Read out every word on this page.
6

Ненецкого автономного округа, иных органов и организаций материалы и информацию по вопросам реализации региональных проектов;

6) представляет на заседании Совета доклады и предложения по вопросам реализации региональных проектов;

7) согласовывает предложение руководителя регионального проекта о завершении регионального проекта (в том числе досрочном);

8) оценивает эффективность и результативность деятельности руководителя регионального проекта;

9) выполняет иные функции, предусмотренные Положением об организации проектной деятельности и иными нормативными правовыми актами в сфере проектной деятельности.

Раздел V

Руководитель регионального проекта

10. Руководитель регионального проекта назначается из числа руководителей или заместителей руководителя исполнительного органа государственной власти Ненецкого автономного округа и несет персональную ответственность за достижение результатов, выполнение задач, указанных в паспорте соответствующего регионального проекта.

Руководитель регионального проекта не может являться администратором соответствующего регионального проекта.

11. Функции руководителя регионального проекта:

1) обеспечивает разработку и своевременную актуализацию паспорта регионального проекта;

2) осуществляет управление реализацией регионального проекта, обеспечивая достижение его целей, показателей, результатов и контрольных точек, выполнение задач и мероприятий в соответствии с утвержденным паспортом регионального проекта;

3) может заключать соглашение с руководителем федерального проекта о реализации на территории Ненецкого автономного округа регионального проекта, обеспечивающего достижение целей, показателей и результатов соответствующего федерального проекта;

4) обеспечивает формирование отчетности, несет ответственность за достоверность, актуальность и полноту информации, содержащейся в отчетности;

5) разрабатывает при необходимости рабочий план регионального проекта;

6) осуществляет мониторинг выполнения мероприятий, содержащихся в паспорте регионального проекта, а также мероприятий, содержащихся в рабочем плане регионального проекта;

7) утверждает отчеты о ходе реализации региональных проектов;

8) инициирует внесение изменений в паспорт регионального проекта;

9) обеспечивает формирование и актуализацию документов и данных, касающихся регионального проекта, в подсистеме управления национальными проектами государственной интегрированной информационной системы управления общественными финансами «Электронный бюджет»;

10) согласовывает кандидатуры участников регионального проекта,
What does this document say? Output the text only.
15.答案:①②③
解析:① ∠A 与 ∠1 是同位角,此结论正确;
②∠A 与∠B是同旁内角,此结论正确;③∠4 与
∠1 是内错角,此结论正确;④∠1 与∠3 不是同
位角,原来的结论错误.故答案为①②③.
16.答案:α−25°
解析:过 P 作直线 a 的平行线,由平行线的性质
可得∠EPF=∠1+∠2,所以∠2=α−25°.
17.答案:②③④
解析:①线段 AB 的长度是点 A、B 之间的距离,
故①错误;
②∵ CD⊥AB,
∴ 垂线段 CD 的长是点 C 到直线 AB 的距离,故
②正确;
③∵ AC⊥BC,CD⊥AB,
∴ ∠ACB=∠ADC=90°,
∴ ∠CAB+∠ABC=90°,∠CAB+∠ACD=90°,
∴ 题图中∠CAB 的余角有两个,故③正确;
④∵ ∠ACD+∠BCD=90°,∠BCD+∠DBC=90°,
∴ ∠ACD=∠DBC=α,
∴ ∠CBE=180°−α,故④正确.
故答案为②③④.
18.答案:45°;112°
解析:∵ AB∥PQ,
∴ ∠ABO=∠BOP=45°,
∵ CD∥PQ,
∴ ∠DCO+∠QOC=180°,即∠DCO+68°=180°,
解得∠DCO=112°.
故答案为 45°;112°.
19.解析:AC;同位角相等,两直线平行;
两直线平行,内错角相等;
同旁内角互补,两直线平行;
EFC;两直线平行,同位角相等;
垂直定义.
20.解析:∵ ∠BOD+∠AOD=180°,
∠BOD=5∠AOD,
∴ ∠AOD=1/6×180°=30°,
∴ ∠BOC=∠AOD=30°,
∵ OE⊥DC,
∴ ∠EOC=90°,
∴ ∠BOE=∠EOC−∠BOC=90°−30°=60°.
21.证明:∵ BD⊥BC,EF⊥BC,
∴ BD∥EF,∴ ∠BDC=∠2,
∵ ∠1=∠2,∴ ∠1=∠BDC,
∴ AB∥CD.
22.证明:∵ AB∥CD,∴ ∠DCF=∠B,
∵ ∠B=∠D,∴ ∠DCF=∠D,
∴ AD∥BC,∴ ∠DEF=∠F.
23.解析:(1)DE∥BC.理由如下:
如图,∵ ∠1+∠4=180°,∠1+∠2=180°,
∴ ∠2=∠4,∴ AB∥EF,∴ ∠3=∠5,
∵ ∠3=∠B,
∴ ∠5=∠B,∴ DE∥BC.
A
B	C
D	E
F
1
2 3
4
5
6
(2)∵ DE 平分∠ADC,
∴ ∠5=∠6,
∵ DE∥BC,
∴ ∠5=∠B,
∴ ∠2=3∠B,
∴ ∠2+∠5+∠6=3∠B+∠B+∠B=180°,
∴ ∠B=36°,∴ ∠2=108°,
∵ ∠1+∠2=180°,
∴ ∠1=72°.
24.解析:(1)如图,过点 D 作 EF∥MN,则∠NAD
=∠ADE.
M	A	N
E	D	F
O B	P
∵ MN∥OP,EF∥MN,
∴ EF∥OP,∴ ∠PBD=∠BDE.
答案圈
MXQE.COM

........

■ **Your instructions**: Take the entries above and transcribe them in full.

■ **Exercise result**:
Read out every word on this page.
6

Ненецкого автономного округа, иных органов и организаций материалы и информацию по вопросам реализации региональных проектов;

6) представляет на заседании Совета доклады и предложения по вопросам реализации региональных проектов;

7) согласовывает предложение руководителя регионального проекта о завершении регионального проекта (в том числе досрочном);

8) оценивает эффективность и результативность деятельности руководителя регионального проекта;

9) выполняет иные функции, предусмотренные Положением об организации проектной деятельности и иными нормативными правовыми актами в сфере проектной деятельности.

Раздел V

Руководитель регионального проекта

10. Руководитель регионального проекта назначается из числа руководителей или заместителей руководителя исполнительного органа государственной власти Ненецкого автономного округа и несет персональную ответственность за достижение результатов, выполнение задач, указанных в паспорте соответствующего регионального проекта.

Руководитель регионального проекта не может являться администратором соответствующего регионального проекта.

11. Функции руководителя регионального проекта:

1) обеспечивает разработку и своевременную актуализацию паспорта регионального проекта;

2) осуществляет управление реализацией регионального проекта, обеспечивая достижение его целей, показателей, результатов и контрольных точек, выполнение задач и мероприятий в соответствии с утвержденным паспортом регионального проекта;

3) может заключать соглашение с руководителем федерального проекта о реализации на территории Ненецкого автономного округа регионального проекта, обеспечивающего достижение целей, показателей и результатов соответствующего федерального проекта;

4) обеспечивает формирование отчетности, несет ответственность за достоверность, актуальность и полноту информации, содержащейся в отчетности;

5) разрабатывает при необходимости рабочий план регионального проекта;

6) осуществляет мониторинг выполнения мероприятий, содержащихся в паспорте регионального проекта, а также мероприятий, содержащихся в рабочем плане регионального проекта;

7) утверждает отчеты о ходе реализации региональных проектов;

8) инициирует внесение изменений в паспорт регионального проекта;

9) обеспечивает формирование и актуализацию документов и данных, касающихся регионального проекта, в подсистеме управления национальными проектами государственной интегрированной информационной системы управления общественными финансами «Электронный бюджет»;

10) согласовывает кандидатуры участников регионального проекта,
What does this document say? Output the text only.
15.答案:①②③
解析:① ∠A 与 ∠1 是同位角,此结论正确;
②∠A 与∠B是同旁内角,此结论正确;③∠4 与
∠1 是内错角,此结论正确;④∠1 与∠3 不是同
位角,原来的结论错误.故答案为①②③.
16.答案:α−25°
解析:过 P 作直线 a 的平行线,由平行线的性质
可得∠EPF=∠1+∠2,所以∠2=α−25°.
17.答案:②③④
解析:①线段 AB 的长度是点 A、B 之间的距离,
故①错误;
②∵ CD⊥AB,
∴ 垂线段 CD 的长是点 C 到直线 AB 的距离,故
②正确;
③∵ AC⊥BC,CD⊥AB,
∴ ∠ACB=∠ADC=90°,
∴ ∠CAB+∠ABC=90°,∠CAB+∠ACD=90°,
∴ 题图中∠CAB 的余角有两个,故③正确;
④∵ ∠ACD+∠BCD=90°,∠BCD+∠DBC=90°,
∴ ∠ACD=∠DBC=α,
∴ ∠CBE=180°−α,故④正确.
故答案为②③④.
18.答案:45°;112°
解析:∵ AB∥PQ,
∴ ∠ABO=∠BOP=45°,
∵ CD∥PQ,
∴ ∠DCO+∠QOC=180°,即∠DCO+68°=180°,
解得∠DCO=112°.
故答案为 45°;112°.
19.解析:AC;同位角相等,两直线平行;
两直线平行,内错角相等;
同旁内角互补,两直线平行;
EFC;两直线平行,同位角相等;
垂直定义.
20.解析:∵ ∠BOD+∠AOD=180°,
∠BOD=5∠AOD,
∴ ∠AOD=1/6×180°=30°,
∴ ∠BOC=∠AOD=30°,
∵ OE⊥DC,
∴ ∠EOC=90°,
∴ ∠BOE=∠EOC−∠BOC=90°−30°=60°.
21.证明:∵ BD⊥BC,EF⊥BC,
∴ BD∥EF,∴ ∠BDC=∠2,
∵ ∠1=∠2,∴ ∠1=∠BDC,
∴ AB∥CD.
22.证明:∵ AB∥CD,∴ ∠DCF=∠B,
∵ ∠B=∠D,∴ ∠DCF=∠D,
∴ AD∥BC,∴ ∠DEF=∠F.
23.解析:(1)DE∥BC.理由如下:
如图,∵ ∠1+∠4=180°,∠1+∠2=180°,
∴ ∠2=∠4,∴ AB∥EF,∴ ∠3=∠5,
∵ ∠3=∠B,
∴ ∠5=∠B,∴ DE∥BC.
A
B	C
D	E
F
1
2 3
4
5
6
(2)∵ DE 平分∠ADC,
∴ ∠5=∠6,
∵ DE∥BC,
∴ ∠5=∠B,
∴ ∠2=3∠B,
∴ ∠2+∠5+∠6=3∠B+∠B+∠B=180°,
∴ ∠B=36°,∴ ∠2=108°,
∵ ∠1+∠2=180°,
∴ ∠1=72°.
24.解析:(1)如图,过点 D 作 EF∥MN,则∠NAD
=∠ADE.
M	A	N
E	D	F
O B	P
∵ MN∥OP,EF∥MN,
∴ EF∥OP,∴ ∠PBD=∠BDE.
答案圈
MXQE.COM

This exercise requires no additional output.